Items listed in a dataset
"""
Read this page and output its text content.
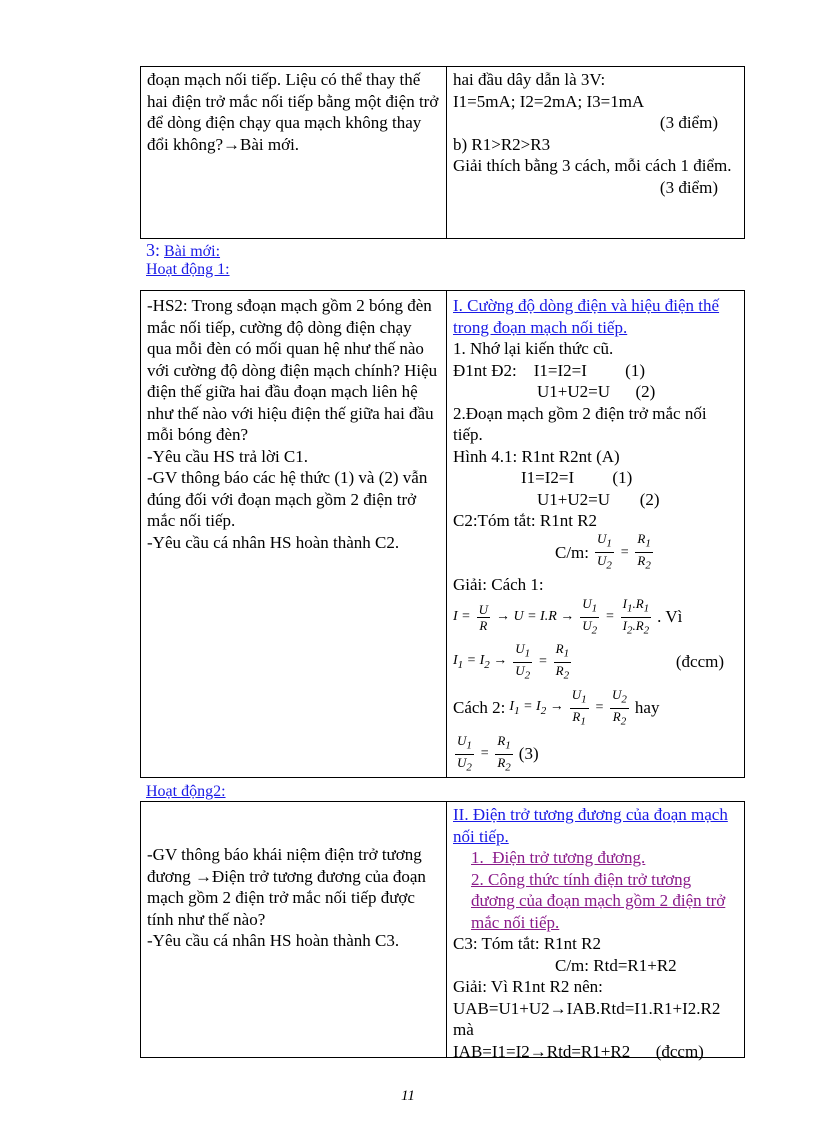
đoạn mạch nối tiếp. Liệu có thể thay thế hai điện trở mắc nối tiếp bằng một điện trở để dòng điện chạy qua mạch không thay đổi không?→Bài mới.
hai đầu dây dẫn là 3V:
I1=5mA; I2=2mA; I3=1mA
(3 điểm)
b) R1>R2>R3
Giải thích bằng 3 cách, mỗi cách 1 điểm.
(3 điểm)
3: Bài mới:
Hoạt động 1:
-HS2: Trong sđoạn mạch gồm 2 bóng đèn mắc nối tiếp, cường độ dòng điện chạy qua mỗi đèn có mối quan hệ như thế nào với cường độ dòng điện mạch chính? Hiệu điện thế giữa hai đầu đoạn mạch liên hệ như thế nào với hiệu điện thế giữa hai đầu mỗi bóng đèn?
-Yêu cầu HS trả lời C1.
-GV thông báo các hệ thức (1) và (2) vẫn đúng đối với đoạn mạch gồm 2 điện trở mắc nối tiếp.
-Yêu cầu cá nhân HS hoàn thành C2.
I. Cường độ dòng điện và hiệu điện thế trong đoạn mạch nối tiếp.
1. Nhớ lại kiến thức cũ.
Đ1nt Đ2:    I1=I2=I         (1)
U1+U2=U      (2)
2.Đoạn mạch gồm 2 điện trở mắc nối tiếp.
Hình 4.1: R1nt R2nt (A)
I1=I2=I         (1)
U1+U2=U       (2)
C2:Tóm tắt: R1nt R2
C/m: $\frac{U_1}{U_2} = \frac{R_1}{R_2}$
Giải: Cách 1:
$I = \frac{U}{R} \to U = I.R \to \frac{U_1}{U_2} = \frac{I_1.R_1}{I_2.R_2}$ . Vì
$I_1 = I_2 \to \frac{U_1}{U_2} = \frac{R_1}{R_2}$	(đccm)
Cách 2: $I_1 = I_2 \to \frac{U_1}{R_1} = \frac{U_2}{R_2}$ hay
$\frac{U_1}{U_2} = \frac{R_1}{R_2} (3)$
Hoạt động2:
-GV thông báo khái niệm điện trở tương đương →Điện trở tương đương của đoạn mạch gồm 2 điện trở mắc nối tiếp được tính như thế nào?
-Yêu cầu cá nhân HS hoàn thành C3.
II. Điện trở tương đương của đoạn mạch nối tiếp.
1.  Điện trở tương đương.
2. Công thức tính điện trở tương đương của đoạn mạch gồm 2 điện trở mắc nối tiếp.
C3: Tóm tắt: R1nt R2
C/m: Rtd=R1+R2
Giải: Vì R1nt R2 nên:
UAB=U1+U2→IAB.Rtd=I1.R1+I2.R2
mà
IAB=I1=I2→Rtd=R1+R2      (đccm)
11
"""
"""
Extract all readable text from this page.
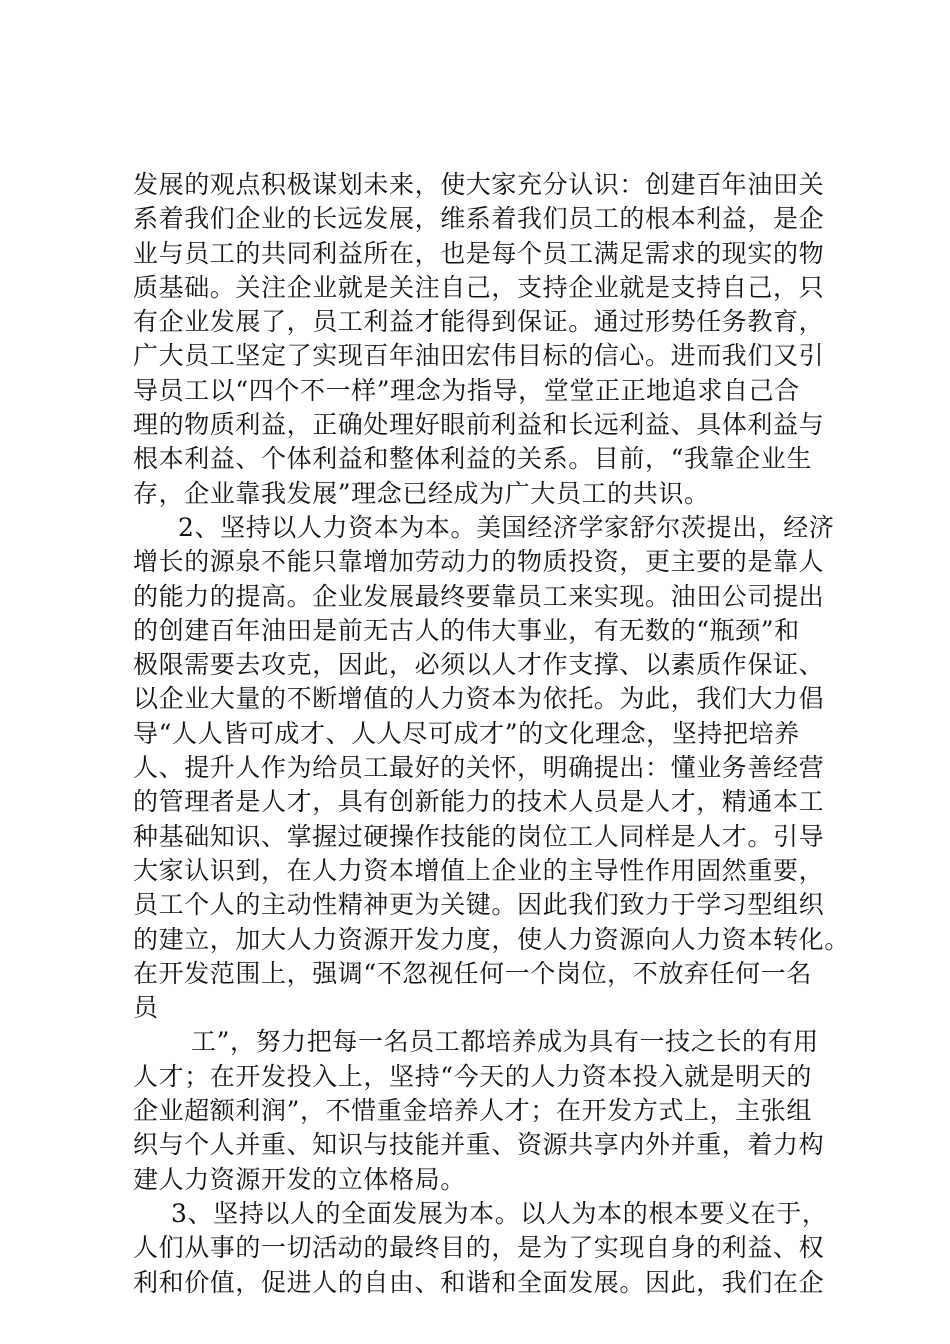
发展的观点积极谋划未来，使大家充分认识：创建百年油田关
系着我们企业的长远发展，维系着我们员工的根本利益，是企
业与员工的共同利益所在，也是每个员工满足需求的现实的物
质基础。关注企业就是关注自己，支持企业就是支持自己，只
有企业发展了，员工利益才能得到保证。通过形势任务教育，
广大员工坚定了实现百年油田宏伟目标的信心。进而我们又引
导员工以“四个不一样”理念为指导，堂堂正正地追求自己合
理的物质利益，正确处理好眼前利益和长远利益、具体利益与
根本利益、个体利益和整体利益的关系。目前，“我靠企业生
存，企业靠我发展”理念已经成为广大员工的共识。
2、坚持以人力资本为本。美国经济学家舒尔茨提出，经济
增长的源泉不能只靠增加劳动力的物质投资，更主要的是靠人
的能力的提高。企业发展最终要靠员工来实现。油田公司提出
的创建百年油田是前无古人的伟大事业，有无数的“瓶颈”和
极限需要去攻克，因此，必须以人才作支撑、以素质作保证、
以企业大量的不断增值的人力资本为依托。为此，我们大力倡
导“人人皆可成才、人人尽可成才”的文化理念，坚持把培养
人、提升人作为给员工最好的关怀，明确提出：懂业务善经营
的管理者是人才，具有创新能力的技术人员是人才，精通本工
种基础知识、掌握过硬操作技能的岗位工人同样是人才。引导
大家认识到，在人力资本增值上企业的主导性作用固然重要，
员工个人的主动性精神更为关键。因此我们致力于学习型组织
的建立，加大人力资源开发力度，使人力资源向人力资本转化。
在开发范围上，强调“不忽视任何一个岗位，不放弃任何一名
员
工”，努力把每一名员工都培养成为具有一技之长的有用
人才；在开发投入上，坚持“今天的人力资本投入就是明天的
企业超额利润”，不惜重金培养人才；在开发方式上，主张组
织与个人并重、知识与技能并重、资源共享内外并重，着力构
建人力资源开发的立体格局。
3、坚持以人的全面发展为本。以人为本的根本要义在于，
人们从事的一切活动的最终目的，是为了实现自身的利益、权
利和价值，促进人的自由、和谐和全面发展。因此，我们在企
"""
"""
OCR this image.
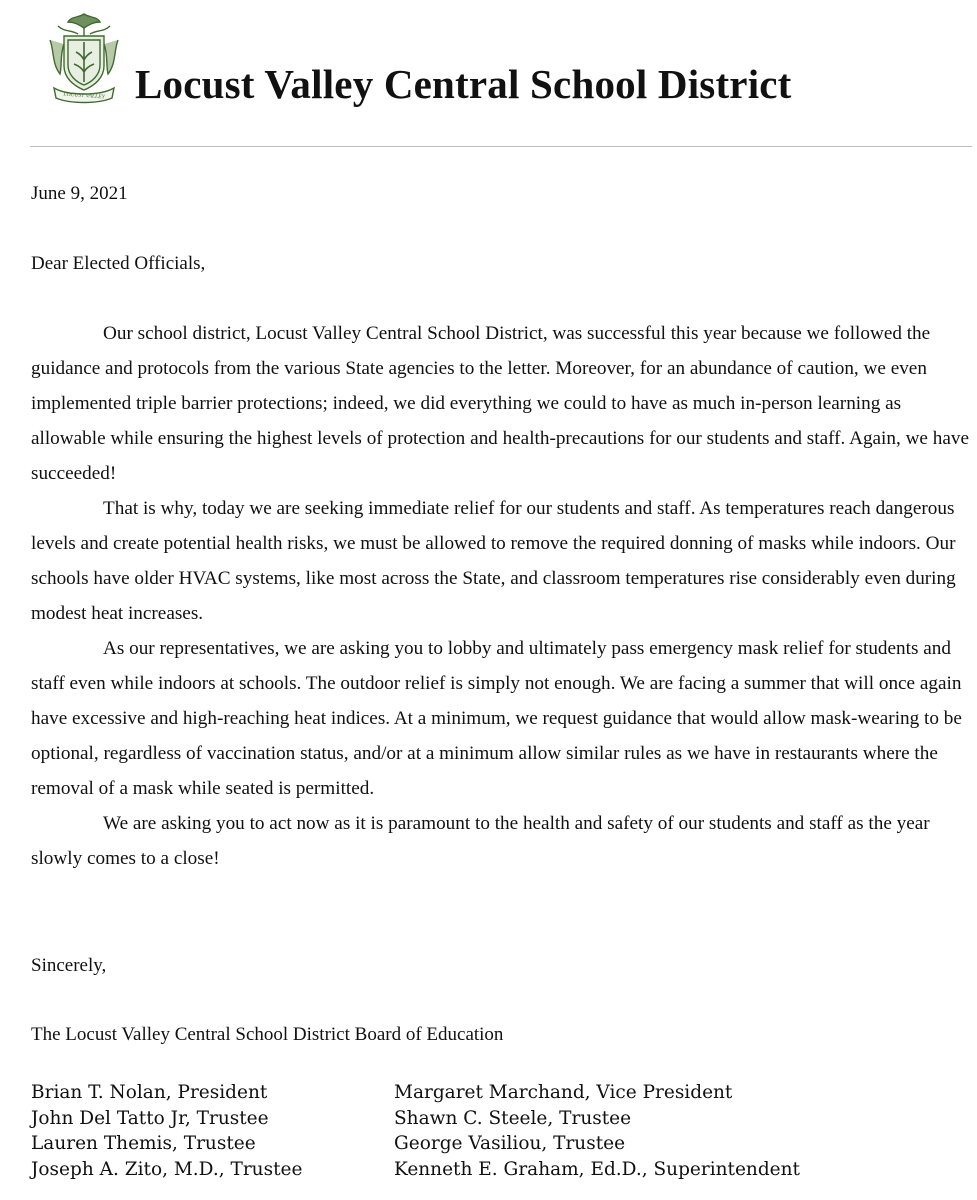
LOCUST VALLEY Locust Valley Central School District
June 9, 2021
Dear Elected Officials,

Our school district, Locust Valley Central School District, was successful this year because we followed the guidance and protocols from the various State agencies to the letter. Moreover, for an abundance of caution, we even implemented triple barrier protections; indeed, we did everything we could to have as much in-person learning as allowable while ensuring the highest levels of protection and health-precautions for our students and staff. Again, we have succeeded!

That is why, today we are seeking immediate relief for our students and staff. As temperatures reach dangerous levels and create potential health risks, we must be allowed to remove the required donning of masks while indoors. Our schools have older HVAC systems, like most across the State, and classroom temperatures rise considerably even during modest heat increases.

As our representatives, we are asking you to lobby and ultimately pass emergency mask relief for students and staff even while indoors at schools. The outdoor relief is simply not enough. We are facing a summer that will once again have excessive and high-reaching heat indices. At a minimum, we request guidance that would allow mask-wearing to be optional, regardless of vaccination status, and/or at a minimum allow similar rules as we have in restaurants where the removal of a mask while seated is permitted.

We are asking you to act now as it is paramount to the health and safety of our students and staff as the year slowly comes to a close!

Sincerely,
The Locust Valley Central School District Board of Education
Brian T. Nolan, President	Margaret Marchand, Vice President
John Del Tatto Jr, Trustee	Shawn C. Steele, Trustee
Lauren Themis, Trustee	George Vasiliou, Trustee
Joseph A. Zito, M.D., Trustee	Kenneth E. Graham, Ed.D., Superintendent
"""
#### [What is being asked]
Lines from the records above that hold "health" are the ones to list.

#### [Solution to this problem]
Our school district, Locust Valley Central School District, was successful this year because we followed the guidance and protocols from the various State agencies to the letter. Moreover, for an abundance of caution, we even implemented triple barrier protections; indeed, we did everything we could to have as much in-person learning as allowable while ensuring the highest levels of protection and health-precautions for our students and staff. Again, we have succeeded!
That is why, today we are seeking immediate relief for our students and staff. As temperatures reach dangerous levels and create potential health risks, we must be allowed to remove the required donning of masks while indoors. Our schools have older HVAC systems, like most across the State, and classroom temperatures rise considerably even during modest heat increases.
We are asking you to act now as it is paramount to the health and safety of our students and staff as the year slowly comes to a close!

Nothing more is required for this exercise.